*Given exercise:* Strip the pictures and reproduce the rest of the listing exactly.

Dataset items
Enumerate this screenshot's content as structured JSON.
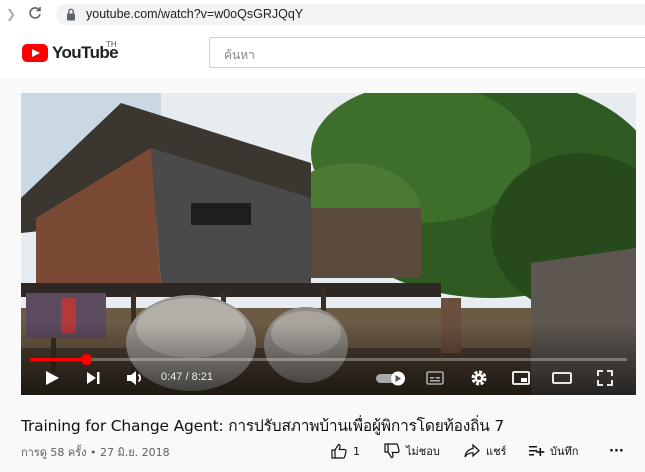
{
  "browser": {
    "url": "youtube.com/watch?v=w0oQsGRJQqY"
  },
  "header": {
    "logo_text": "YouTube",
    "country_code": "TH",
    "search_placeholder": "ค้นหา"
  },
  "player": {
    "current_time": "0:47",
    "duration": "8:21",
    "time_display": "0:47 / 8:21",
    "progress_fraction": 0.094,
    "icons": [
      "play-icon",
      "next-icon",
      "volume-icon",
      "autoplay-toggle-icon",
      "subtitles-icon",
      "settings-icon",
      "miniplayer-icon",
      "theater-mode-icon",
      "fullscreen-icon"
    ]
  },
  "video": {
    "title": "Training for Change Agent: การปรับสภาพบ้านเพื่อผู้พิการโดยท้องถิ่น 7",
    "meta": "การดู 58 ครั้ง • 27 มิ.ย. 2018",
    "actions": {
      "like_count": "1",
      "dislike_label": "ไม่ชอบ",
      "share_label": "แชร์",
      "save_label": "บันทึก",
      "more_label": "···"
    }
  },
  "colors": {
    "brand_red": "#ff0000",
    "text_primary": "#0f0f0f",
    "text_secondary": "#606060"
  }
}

*Result:*
Enumerate this screenshot's content as structured JSON.
{
  "browser": {
    "url": "youtube.com/watch?v=w0oQsGRJQqY"
  },
  "header": {
    "logo_text": "YouTube",
    "country_code": "TH",
    "search_placeholder": "ค้นหา"
  },
  "player": {
    "current_time": "0:47",
    "duration": "8:21",
    "time_display": "0:47 / 8:21",
    "progress_fraction": 0.094,
    "icons": [
      "play-icon",
      "next-icon",
      "volume-icon",
      "autoplay-toggle-icon",
      "subtitles-icon",
      "settings-icon",
      "miniplayer-icon",
      "theater-mode-icon",
      "fullscreen-icon"
    ]
  },
  "video": {
    "title": "Training for Change Agent: การปรับสภาพบ้านเพื่อผู้พิการโดยท้องถิ่น 7",
    "meta": "การดู 58 ครั้ง • 27 มิ.ย. 2018",
    "actions": {
      "like_count": "1",
      "dislike_label": "ไม่ชอบ",
      "share_label": "แชร์",
      "save_label": "บันทึก",
      "more_label": "···"
    }
  },
  "colors": {
    "brand_red": "#ff0000",
    "text_primary": "#0f0f0f",
    "text_secondary": "#606060"
  }
}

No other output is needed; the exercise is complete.